---------- DATASET CONTENT

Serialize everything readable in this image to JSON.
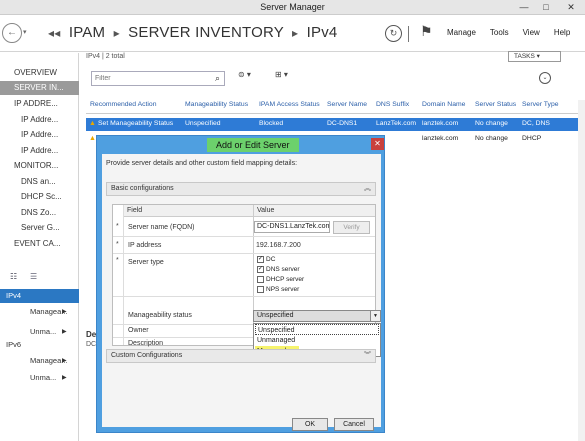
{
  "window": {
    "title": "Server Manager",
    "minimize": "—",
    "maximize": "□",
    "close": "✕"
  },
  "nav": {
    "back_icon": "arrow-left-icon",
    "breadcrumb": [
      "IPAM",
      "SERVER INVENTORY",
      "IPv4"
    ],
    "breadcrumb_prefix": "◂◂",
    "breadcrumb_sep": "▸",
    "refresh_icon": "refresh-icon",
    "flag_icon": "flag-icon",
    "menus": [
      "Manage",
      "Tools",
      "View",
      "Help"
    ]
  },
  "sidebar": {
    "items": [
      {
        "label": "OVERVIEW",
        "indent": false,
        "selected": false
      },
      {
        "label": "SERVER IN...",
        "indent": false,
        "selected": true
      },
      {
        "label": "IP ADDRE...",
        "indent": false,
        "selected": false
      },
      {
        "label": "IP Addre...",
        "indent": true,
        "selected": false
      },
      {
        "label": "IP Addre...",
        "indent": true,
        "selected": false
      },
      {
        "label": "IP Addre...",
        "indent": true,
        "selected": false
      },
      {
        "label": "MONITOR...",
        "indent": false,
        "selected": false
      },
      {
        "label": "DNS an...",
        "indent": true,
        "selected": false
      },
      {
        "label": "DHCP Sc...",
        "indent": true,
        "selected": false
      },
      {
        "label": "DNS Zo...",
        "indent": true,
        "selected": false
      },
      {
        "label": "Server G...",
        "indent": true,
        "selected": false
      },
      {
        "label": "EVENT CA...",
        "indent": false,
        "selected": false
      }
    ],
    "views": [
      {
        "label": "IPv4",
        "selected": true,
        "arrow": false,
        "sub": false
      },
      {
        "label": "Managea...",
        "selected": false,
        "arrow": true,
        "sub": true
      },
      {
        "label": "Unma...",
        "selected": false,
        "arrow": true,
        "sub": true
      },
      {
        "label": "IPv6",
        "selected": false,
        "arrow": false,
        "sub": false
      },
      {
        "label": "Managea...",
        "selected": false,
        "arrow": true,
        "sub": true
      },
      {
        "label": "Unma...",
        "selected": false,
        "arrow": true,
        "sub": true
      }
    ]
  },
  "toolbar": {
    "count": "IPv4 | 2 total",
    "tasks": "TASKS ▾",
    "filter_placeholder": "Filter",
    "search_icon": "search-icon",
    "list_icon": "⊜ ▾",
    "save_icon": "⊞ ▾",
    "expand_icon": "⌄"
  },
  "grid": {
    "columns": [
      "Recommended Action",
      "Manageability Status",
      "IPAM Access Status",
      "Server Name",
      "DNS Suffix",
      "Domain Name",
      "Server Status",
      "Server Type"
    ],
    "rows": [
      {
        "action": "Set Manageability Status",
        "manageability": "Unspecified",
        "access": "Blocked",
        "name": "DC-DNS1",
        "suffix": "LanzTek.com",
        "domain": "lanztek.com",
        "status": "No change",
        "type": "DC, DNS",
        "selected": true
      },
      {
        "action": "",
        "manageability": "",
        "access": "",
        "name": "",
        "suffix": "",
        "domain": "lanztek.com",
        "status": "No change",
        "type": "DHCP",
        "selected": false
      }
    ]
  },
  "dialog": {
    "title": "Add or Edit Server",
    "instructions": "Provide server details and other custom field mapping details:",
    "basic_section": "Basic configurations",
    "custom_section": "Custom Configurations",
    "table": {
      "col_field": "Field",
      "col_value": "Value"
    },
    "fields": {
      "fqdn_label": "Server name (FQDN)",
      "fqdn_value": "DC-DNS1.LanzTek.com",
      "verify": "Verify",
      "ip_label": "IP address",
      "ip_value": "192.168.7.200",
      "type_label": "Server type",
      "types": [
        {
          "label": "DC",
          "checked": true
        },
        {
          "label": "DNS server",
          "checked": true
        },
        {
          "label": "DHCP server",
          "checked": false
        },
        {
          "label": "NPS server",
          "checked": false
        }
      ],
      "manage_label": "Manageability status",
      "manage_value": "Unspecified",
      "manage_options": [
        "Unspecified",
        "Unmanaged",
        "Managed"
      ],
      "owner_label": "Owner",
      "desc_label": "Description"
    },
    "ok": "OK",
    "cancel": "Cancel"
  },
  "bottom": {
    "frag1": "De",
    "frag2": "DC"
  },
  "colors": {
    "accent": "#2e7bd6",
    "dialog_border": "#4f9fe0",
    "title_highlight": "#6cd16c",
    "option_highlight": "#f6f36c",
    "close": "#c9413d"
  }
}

--------------------
---------- DATASET CONTENT

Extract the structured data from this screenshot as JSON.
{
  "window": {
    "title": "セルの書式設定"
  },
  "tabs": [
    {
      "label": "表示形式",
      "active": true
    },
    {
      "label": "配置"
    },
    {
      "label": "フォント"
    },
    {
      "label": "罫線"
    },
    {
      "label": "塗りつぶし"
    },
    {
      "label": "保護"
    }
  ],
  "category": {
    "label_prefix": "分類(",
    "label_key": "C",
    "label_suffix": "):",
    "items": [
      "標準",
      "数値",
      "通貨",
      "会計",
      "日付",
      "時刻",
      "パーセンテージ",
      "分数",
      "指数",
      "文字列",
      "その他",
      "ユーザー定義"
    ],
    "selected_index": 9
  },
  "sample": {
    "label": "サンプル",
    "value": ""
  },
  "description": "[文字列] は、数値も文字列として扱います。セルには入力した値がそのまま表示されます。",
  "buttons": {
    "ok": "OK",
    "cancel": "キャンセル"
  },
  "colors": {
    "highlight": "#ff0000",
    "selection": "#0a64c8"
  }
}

--------------------

SET EXERCISE: Return every line of the preceding records in which the word "this" appears.

WRITTEN RESPONSE:
Serialize everything readable in this image to JSON.
Extract the structured data from this screenshot as JSON.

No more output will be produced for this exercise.